---------- GIVEN DATA ----------
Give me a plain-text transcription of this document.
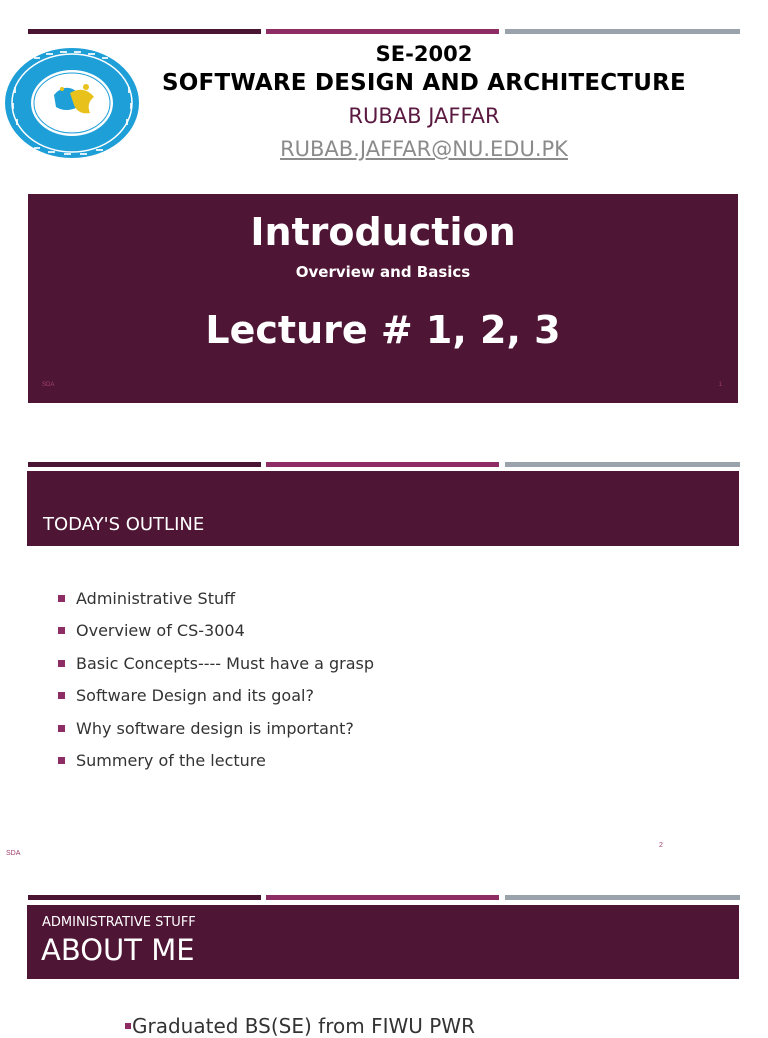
SE-2002
SOFTWARE DESIGN AND ARCHITECTURE
RUBAB JAFFAR
RUBAB.JAFFAR@NU.EDU.PK
Introduction
Overview and Basics
Lecture # 1, 2, 3
SDA	1
TODAY'S OUTLINE
Administrative Stuff
Overview of CS-3004
Basic Concepts---- Must have a grasp
Software Design and its goal?
Why software design is important?
Summery of the lecture
SDA
2
ADMINISTRATIVE STUFF
ABOUT ME
Graduated BS(SE) from FIWU PWR
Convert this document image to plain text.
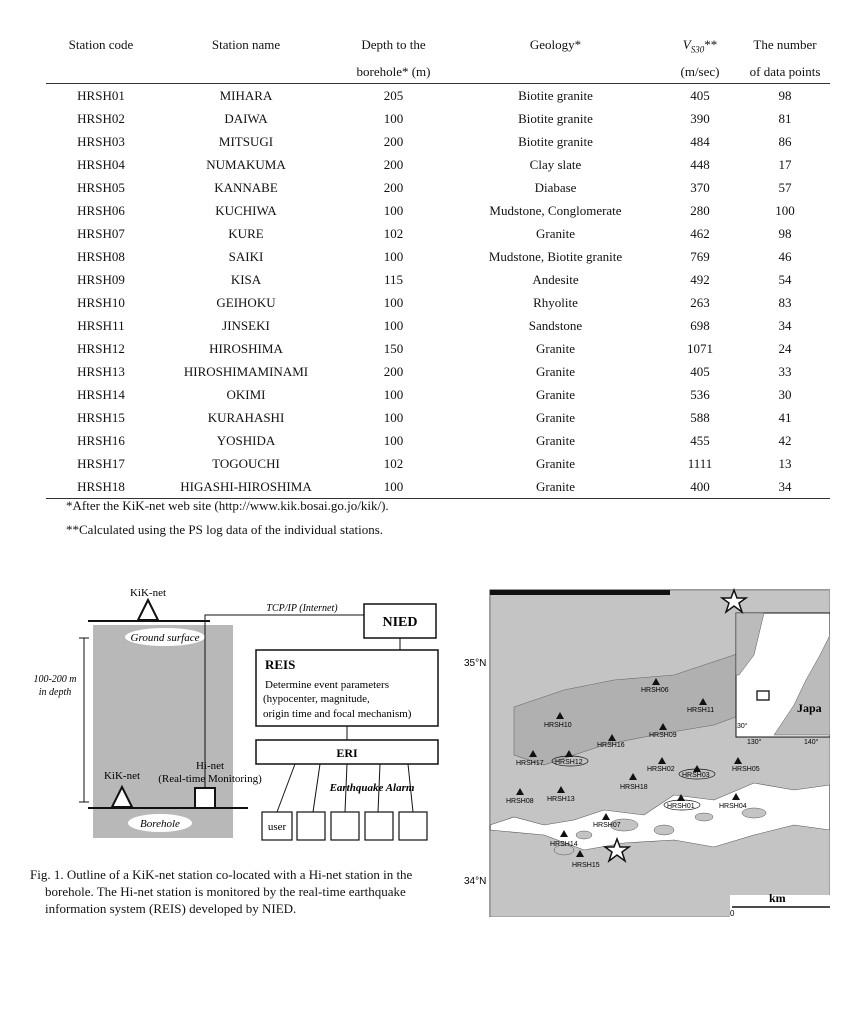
Station code	Station name	Depth to the	Geology*	$V_{S30}**$	The number
		borehole* (m)		(m/sec)	of data points
HRSH01	MIHARA	205	Biotite granite	405	98
HRSH02	DAIWA	100	Biotite granite	390	81
HRSH03	MITSUGI	200	Biotite granite	484	86
HRSH04	NUMAKUMA	200	Clay slate	448	17
HRSH05	KANNABE	200	Diabase	370	57
HRSH06	KUCHIWA	100	Mudstone, Conglomerate	280	100
HRSH07	KURE	102	Granite	462	98
HRSH08	SAIKI	100	Mudstone, Biotite granite	769	46
HRSH09	KISA	115	Andesite	492	54
HRSH10	GEIHOKU	100	Rhyolite	263	83
HRSH11	JINSEKI	100	Sandstone	698	34
HRSH12	HIROSHIMA	150	Granite	1071	24
HRSH13	HIROSHIMAMINAMI	200	Granite	405	33
HRSH14	OKIMI	100	Granite	536	30
HRSH15	KURAHASHI	100	Granite	588	41
HRSH16	YOSHIDA	100	Granite	455	42
HRSH17	TOGOUCHI	102	Granite	1111	13
HRSH18	HIGASHI-HIROSHIMA	100	Granite	400	34
*After the KiK-net web site (http://www.kik.bosai.go.jo/kik/).
**Calculated using the PS log data of the individual stations.
KiK-net
Ground surface
TCP/IP (Internet)
NIED
REIS
Determine event parameters
(hypocenter, magnitude,
origin time and focal mechanism)
ERI
Earthquake Alarm
user
100-200 m
in depth
KiK-net
Hi-net
(Real-time Monitoring)
Borehole
Fig. 1. Outline of a KiK-net station co-located with a Hi-net station in the
borehole. The Hi-net station is monitored by the real-time earthquake
information system (REIS) developed by NIED.
35°N
34°N
Japa
30°
130°	140°
HRSH06
HRSH11
HRSH10
HRSH09
HRSH16
HRSH17 HRSH12
HRSH02
HRSH03
HRSH05
HRSH18
HRSH08 HRSH13
HRSH01	HRSH04
HRSH07
HRSH14
HRSH15
km
0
----------
**PROBLEM TO WORK ON**
Without the pictures, write out all of the material exactly.

**EXPECTED OUTPUT**
Give me a plain-text transcription of this document.
SE-2002
SOFTWARE DESIGN AND ARCHITECTURE
RUBAB JAFFAR
RUBAB.JAFFAR@NU.EDU.PK
Introduction
Overview and Basics
Lecture # 1, 2, 3
SDA	1
TODAY'S OUTLINE
Administrative Stuff
Overview of CS-3004
Basic Concepts---- Must have a grasp
Software Design and its goal?
Why software design is important?
Summery of the lecture
SDA
2
ADMINISTRATIVE STUFF
ABOUT ME
Graduated BS(SE) from FIWU PWR
Convert this document image to plain text.
Station code	Station name	Depth to the	Geology*	$V_{S30}**$	The number
		borehole* (m)		(m/sec)	of data points
HRSH01	MIHARA	205	Biotite granite	405	98
HRSH02	DAIWA	100	Biotite granite	390	81
HRSH03	MITSUGI	200	Biotite granite	484	86
HRSH04	NUMAKUMA	200	Clay slate	448	17
HRSH05	KANNABE	200	Diabase	370	57
HRSH06	KUCHIWA	100	Mudstone, Conglomerate	280	100
HRSH07	KURE	102	Granite	462	98
HRSH08	SAIKI	100	Mudstone, Biotite granite	769	46
HRSH09	KISA	115	Andesite	492	54
HRSH10	GEIHOKU	100	Rhyolite	263	83
HRSH11	JINSEKI	100	Sandstone	698	34
HRSH12	HIROSHIMA	150	Granite	1071	24
HRSH13	HIROSHIMAMINAMI	200	Granite	405	33
HRSH14	OKIMI	100	Granite	536	30
HRSH15	KURAHASHI	100	Granite	588	41
HRSH16	YOSHIDA	100	Granite	455	42
HRSH17	TOGOUCHI	102	Granite	1111	13
HRSH18	HIGASHI-HIROSHIMA	100	Granite	400	34
*After the KiK-net web site (http://www.kik.bosai.go.jo/kik/).
**Calculated using the PS log data of the individual stations.
KiK-net
Ground surface
TCP/IP (Internet)
NIED
REIS
Determine event parameters
(hypocenter, magnitude,
origin time and focal mechanism)
ERI
Earthquake Alarm
user
100-200 m
in depth
KiK-net
Hi-net
(Real-time Monitoring)
Borehole
Fig. 1. Outline of a KiK-net station co-located with a Hi-net station in the
borehole. The Hi-net station is monitored by the real-time earthquake
information system (REIS) developed by NIED.
35°N
34°N
Japa
30°
130°	140°
HRSH06
HRSH11
HRSH10
HRSH09
HRSH16
HRSH17 HRSH12
HRSH02
HRSH03
HRSH05
HRSH18
HRSH08 HRSH13
HRSH01	HRSH04
HRSH07
HRSH14
HRSH15
km
0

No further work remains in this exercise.